All entries are to be quoted exactly; the images stay out of the copy.

▶ _The data_:
···
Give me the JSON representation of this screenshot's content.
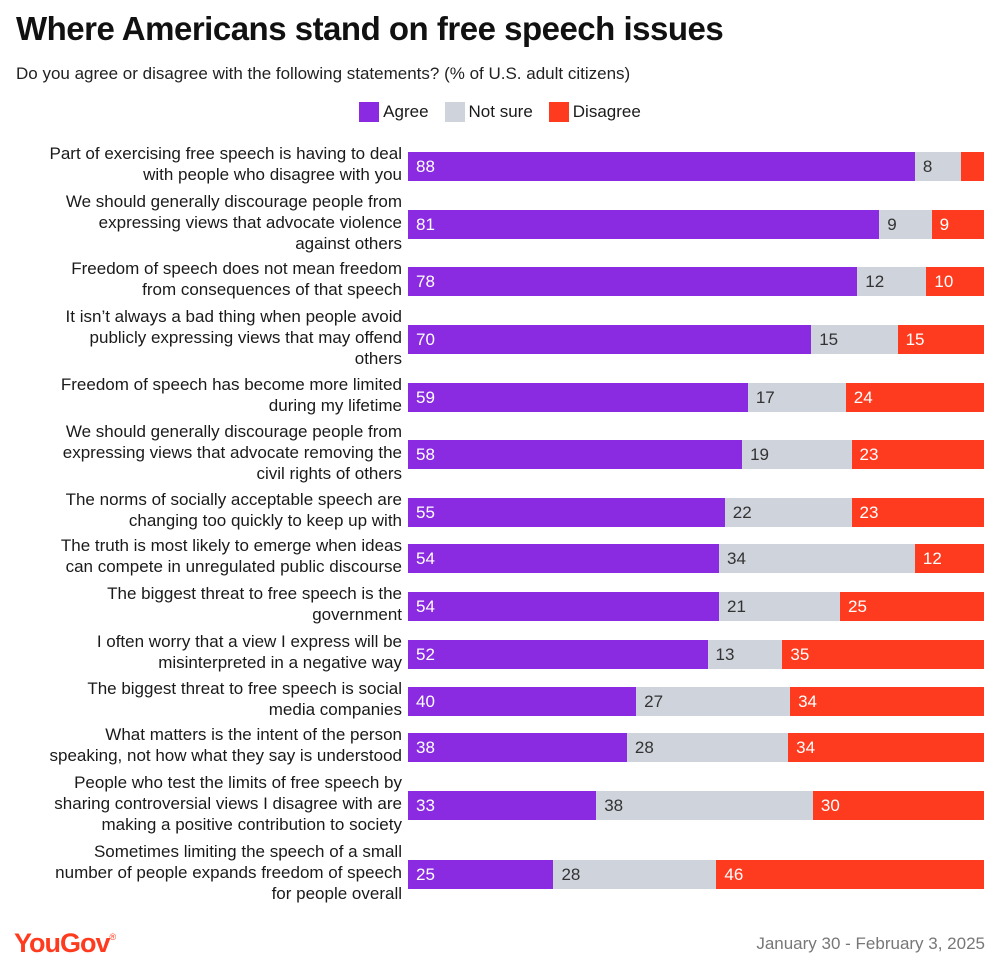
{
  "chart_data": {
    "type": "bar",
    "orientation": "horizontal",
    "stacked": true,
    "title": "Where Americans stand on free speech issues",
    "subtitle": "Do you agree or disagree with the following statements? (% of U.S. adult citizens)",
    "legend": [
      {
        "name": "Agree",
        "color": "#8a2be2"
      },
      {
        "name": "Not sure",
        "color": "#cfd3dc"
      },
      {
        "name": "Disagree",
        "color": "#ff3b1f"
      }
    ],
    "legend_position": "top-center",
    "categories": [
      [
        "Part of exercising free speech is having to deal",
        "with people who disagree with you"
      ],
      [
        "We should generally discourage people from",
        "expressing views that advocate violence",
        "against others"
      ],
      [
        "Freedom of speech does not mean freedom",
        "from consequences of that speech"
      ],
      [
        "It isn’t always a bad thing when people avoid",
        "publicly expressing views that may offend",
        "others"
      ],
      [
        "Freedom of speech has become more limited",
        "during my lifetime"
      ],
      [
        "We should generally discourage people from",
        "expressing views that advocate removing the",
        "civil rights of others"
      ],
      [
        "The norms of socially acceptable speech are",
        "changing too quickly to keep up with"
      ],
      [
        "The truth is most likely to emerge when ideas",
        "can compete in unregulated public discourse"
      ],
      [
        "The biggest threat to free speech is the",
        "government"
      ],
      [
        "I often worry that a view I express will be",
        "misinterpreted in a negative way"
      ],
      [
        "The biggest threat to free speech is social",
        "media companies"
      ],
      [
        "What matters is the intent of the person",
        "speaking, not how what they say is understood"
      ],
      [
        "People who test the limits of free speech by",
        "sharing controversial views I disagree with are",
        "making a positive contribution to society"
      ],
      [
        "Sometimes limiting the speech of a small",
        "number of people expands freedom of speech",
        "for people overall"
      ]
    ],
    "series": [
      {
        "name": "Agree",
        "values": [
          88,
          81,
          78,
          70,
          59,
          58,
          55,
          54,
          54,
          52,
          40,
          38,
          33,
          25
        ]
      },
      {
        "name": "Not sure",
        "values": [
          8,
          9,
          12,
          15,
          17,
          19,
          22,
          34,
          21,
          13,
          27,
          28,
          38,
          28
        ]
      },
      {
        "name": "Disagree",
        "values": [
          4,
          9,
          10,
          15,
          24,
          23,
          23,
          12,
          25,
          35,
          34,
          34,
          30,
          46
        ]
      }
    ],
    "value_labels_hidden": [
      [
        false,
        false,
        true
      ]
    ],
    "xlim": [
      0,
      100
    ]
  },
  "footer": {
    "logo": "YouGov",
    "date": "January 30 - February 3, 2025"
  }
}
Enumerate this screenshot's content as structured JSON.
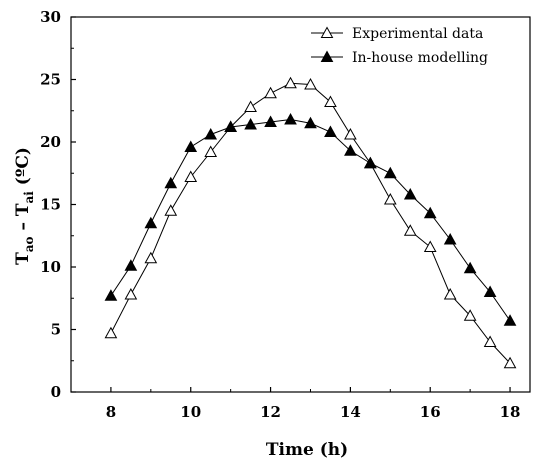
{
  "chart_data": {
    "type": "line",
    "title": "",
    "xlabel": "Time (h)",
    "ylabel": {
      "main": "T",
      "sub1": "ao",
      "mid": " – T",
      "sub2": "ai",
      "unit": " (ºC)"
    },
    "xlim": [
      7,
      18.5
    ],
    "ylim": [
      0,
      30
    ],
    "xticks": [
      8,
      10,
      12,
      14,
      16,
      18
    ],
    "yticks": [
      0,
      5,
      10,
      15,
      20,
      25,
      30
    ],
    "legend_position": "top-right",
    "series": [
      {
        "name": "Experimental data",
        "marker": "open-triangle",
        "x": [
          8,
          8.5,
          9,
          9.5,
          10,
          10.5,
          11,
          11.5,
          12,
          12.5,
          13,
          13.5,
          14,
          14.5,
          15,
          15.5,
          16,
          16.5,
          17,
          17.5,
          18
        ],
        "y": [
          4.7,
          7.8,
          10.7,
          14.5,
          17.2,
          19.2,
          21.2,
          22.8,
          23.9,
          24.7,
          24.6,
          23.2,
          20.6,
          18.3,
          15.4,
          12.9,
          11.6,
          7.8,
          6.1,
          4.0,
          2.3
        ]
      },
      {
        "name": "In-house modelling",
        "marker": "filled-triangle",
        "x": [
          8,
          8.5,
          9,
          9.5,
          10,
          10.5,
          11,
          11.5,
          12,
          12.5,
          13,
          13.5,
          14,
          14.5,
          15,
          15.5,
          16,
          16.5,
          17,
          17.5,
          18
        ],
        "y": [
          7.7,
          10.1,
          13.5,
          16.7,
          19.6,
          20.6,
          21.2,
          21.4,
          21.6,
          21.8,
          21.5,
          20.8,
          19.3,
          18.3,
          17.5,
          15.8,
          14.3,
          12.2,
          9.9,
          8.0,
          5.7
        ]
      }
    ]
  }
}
···
▶ _Worked answer_:
Give me the JSON representation of this screenshot's content.
{
  "chart_data": {
    "type": "bar",
    "orientation": "horizontal",
    "stacked": true,
    "title": "Where Americans stand on free speech issues",
    "subtitle": "Do you agree or disagree with the following statements? (% of U.S. adult citizens)",
    "legend": [
      {
        "name": "Agree",
        "color": "#8a2be2"
      },
      {
        "name": "Not sure",
        "color": "#cfd3dc"
      },
      {
        "name": "Disagree",
        "color": "#ff3b1f"
      }
    ],
    "legend_position": "top-center",
    "categories": [
      [
        "Part of exercising free speech is having to deal",
        "with people who disagree with you"
      ],
      [
        "We should generally discourage people from",
        "expressing views that advocate violence",
        "against others"
      ],
      [
        "Freedom of speech does not mean freedom",
        "from consequences of that speech"
      ],
      [
        "It isn’t always a bad thing when people avoid",
        "publicly expressing views that may offend",
        "others"
      ],
      [
        "Freedom of speech has become more limited",
        "during my lifetime"
      ],
      [
        "We should generally discourage people from",
        "expressing views that advocate removing the",
        "civil rights of others"
      ],
      [
        "The norms of socially acceptable speech are",
        "changing too quickly to keep up with"
      ],
      [
        "The truth is most likely to emerge when ideas",
        "can compete in unregulated public discourse"
      ],
      [
        "The biggest threat to free speech is the",
        "government"
      ],
      [
        "I often worry that a view I express will be",
        "misinterpreted in a negative way"
      ],
      [
        "The biggest threat to free speech is social",
        "media companies"
      ],
      [
        "What matters is the intent of the person",
        "speaking, not how what they say is understood"
      ],
      [
        "People who test the limits of free speech by",
        "sharing controversial views I disagree with are",
        "making a positive contribution to society"
      ],
      [
        "Sometimes limiting the speech of a small",
        "number of people expands freedom of speech",
        "for people overall"
      ]
    ],
    "series": [
      {
        "name": "Agree",
        "values": [
          88,
          81,
          78,
          70,
          59,
          58,
          55,
          54,
          54,
          52,
          40,
          38,
          33,
          25
        ]
      },
      {
        "name": "Not sure",
        "values": [
          8,
          9,
          12,
          15,
          17,
          19,
          22,
          34,
          21,
          13,
          27,
          28,
          38,
          28
        ]
      },
      {
        "name": "Disagree",
        "values": [
          4,
          9,
          10,
          15,
          24,
          23,
          23,
          12,
          25,
          35,
          34,
          34,
          30,
          46
        ]
      }
    ],
    "value_labels_hidden": [
      [
        false,
        false,
        true
      ]
    ],
    "xlim": [
      0,
      100
    ]
  },
  "footer": {
    "logo": "YouGov",
    "date": "January 30 - February 3, 2025"
  }
}
Enumerate this screenshot's content as structured JSON.
{
  "chart_data": {
    "type": "line",
    "title": "",
    "xlabel": "Time (h)",
    "ylabel": {
      "main": "T",
      "sub1": "ao",
      "mid": " – T",
      "sub2": "ai",
      "unit": " (ºC)"
    },
    "xlim": [
      7,
      18.5
    ],
    "ylim": [
      0,
      30
    ],
    "xticks": [
      8,
      10,
      12,
      14,
      16,
      18
    ],
    "yticks": [
      0,
      5,
      10,
      15,
      20,
      25,
      30
    ],
    "legend_position": "top-right",
    "series": [
      {
        "name": "Experimental data",
        "marker": "open-triangle",
        "x": [
          8,
          8.5,
          9,
          9.5,
          10,
          10.5,
          11,
          11.5,
          12,
          12.5,
          13,
          13.5,
          14,
          14.5,
          15,
          15.5,
          16,
          16.5,
          17,
          17.5,
          18
        ],
        "y": [
          4.7,
          7.8,
          10.7,
          14.5,
          17.2,
          19.2,
          21.2,
          22.8,
          23.9,
          24.7,
          24.6,
          23.2,
          20.6,
          18.3,
          15.4,
          12.9,
          11.6,
          7.8,
          6.1,
          4.0,
          2.3
        ]
      },
      {
        "name": "In-house modelling",
        "marker": "filled-triangle",
        "x": [
          8,
          8.5,
          9,
          9.5,
          10,
          10.5,
          11,
          11.5,
          12,
          12.5,
          13,
          13.5,
          14,
          14.5,
          15,
          15.5,
          16,
          16.5,
          17,
          17.5,
          18
        ],
        "y": [
          7.7,
          10.1,
          13.5,
          16.7,
          19.6,
          20.6,
          21.2,
          21.4,
          21.6,
          21.8,
          21.5,
          20.8,
          19.3,
          18.3,
          17.5,
          15.8,
          14.3,
          12.2,
          9.9,
          8.0,
          5.7
        ]
      }
    ]
  }
}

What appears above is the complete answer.